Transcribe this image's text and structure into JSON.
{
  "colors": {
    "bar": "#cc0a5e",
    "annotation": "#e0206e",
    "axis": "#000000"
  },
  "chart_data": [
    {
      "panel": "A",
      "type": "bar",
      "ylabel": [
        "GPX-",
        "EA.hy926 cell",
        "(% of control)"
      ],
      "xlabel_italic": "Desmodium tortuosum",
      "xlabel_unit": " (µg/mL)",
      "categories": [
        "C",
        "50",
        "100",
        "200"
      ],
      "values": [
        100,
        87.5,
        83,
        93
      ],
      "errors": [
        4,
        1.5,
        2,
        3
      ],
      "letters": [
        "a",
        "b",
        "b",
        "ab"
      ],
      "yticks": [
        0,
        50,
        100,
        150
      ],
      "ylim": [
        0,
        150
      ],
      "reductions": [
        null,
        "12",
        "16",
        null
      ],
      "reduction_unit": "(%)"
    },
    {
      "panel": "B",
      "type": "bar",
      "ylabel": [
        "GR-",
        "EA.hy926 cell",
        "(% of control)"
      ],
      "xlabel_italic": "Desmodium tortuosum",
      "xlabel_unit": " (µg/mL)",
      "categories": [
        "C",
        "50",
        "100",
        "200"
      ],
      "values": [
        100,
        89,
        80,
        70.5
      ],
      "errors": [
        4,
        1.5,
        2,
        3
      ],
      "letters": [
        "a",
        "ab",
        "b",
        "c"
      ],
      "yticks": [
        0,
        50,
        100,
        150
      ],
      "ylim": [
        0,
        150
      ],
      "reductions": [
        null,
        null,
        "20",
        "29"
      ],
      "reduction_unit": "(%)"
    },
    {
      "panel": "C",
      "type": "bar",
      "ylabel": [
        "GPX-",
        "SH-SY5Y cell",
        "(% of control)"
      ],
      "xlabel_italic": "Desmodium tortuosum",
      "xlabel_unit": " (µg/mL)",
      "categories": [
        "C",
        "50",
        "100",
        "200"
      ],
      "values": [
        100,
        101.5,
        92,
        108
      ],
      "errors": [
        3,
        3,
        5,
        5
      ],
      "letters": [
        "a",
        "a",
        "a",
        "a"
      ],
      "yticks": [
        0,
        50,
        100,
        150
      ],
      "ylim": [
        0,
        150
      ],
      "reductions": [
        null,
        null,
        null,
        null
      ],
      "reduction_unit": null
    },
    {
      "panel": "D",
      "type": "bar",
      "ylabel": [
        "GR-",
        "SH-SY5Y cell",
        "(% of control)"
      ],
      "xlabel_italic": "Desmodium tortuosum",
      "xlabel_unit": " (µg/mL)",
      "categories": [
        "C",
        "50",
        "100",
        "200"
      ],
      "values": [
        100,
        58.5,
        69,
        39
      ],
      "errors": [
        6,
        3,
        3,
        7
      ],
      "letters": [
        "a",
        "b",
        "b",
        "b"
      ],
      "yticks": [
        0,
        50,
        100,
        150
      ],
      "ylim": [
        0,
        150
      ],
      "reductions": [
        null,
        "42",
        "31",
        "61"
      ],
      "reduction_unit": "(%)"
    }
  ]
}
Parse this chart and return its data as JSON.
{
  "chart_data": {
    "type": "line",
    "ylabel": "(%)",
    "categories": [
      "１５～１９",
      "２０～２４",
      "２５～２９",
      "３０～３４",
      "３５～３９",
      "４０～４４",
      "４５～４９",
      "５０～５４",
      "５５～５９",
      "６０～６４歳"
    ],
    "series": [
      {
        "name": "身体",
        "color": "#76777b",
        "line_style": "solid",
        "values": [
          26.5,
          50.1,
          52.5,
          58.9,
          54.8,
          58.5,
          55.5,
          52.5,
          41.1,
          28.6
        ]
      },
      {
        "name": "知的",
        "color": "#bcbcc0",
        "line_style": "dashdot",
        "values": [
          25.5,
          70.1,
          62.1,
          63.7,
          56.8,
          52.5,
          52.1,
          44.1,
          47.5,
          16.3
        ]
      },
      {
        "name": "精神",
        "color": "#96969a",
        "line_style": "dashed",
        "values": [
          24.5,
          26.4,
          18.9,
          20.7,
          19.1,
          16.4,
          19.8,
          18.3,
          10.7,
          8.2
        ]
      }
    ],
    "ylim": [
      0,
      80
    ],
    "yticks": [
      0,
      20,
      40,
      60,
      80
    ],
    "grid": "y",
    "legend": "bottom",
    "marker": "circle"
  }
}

-- -- --

* The problem
Transcribe every line of the data, exactly as it stands.

* Result for this exercise
Transcribe this image's text and structure into JSON.
{
  "colors": {
    "bar": "#cc0a5e",
    "annotation": "#e0206e",
    "axis": "#000000"
  },
  "chart_data": [
    {
      "panel": "A",
      "type": "bar",
      "ylabel": [
        "GPX-",
        "EA.hy926 cell",
        "(% of control)"
      ],
      "xlabel_italic": "Desmodium tortuosum",
      "xlabel_unit": " (µg/mL)",
      "categories": [
        "C",
        "50",
        "100",
        "200"
      ],
      "values": [
        100,
        87.5,
        83,
        93
      ],
      "errors": [
        4,
        1.5,
        2,
        3
      ],
      "letters": [
        "a",
        "b",
        "b",
        "ab"
      ],
      "yticks": [
        0,
        50,
        100,
        150
      ],
      "ylim": [
        0,
        150
      ],
      "reductions": [
        null,
        "12",
        "16",
        null
      ],
      "reduction_unit": "(%)"
    },
    {
      "panel": "B",
      "type": "bar",
      "ylabel": [
        "GR-",
        "EA.hy926 cell",
        "(% of control)"
      ],
      "xlabel_italic": "Desmodium tortuosum",
      "xlabel_unit": " (µg/mL)",
      "categories": [
        "C",
        "50",
        "100",
        "200"
      ],
      "values": [
        100,
        89,
        80,
        70.5
      ],
      "errors": [
        4,
        1.5,
        2,
        3
      ],
      "letters": [
        "a",
        "ab",
        "b",
        "c"
      ],
      "yticks": [
        0,
        50,
        100,
        150
      ],
      "ylim": [
        0,
        150
      ],
      "reductions": [
        null,
        null,
        "20",
        "29"
      ],
      "reduction_unit": "(%)"
    },
    {
      "panel": "C",
      "type": "bar",
      "ylabel": [
        "GPX-",
        "SH-SY5Y cell",
        "(% of control)"
      ],
      "xlabel_italic": "Desmodium tortuosum",
      "xlabel_unit": " (µg/mL)",
      "categories": [
        "C",
        "50",
        "100",
        "200"
      ],
      "values": [
        100,
        101.5,
        92,
        108
      ],
      "errors": [
        3,
        3,
        5,
        5
      ],
      "letters": [
        "a",
        "a",
        "a",
        "a"
      ],
      "yticks": [
        0,
        50,
        100,
        150
      ],
      "ylim": [
        0,
        150
      ],
      "reductions": [
        null,
        null,
        null,
        null
      ],
      "reduction_unit": null
    },
    {
      "panel": "D",
      "type": "bar",
      "ylabel": [
        "GR-",
        "SH-SY5Y cell",
        "(% of control)"
      ],
      "xlabel_italic": "Desmodium tortuosum",
      "xlabel_unit": " (µg/mL)",
      "categories": [
        "C",
        "50",
        "100",
        "200"
      ],
      "values": [
        100,
        58.5,
        69,
        39
      ],
      "errors": [
        6,
        3,
        3,
        7
      ],
      "letters": [
        "a",
        "b",
        "b",
        "b"
      ],
      "yticks": [
        0,
        50,
        100,
        150
      ],
      "ylim": [
        0,
        150
      ],
      "reductions": [
        null,
        "42",
        "31",
        "61"
      ],
      "reduction_unit": "(%)"
    }
  ]
}
Parse this chart and return its data as JSON.
{
  "chart_data": {
    "type": "line",
    "ylabel": "(%)",
    "categories": [
      "１５～１９",
      "２０～２４",
      "２５～２９",
      "３０～３４",
      "３５～３９",
      "４０～４４",
      "４５～４９",
      "５０～５４",
      "５５～５９",
      "６０～６４歳"
    ],
    "series": [
      {
        "name": "身体",
        "color": "#76777b",
        "line_style": "solid",
        "values": [
          26.5,
          50.1,
          52.5,
          58.9,
          54.8,
          58.5,
          55.5,
          52.5,
          41.1,
          28.6
        ]
      },
      {
        "name": "知的",
        "color": "#bcbcc0",
        "line_style": "dashdot",
        "values": [
          25.5,
          70.1,
          62.1,
          63.7,
          56.8,
          52.5,
          52.1,
          44.1,
          47.5,
          16.3
        ]
      },
      {
        "name": "精神",
        "color": "#96969a",
        "line_style": "dashed",
        "values": [
          24.5,
          26.4,
          18.9,
          20.7,
          19.1,
          16.4,
          19.8,
          18.3,
          10.7,
          8.2
        ]
      }
    ],
    "ylim": [
      0,
      80
    ],
    "yticks": [
      0,
      20,
      40,
      60,
      80
    ],
    "grid": "y",
    "legend": "bottom",
    "marker": "circle"
  }
}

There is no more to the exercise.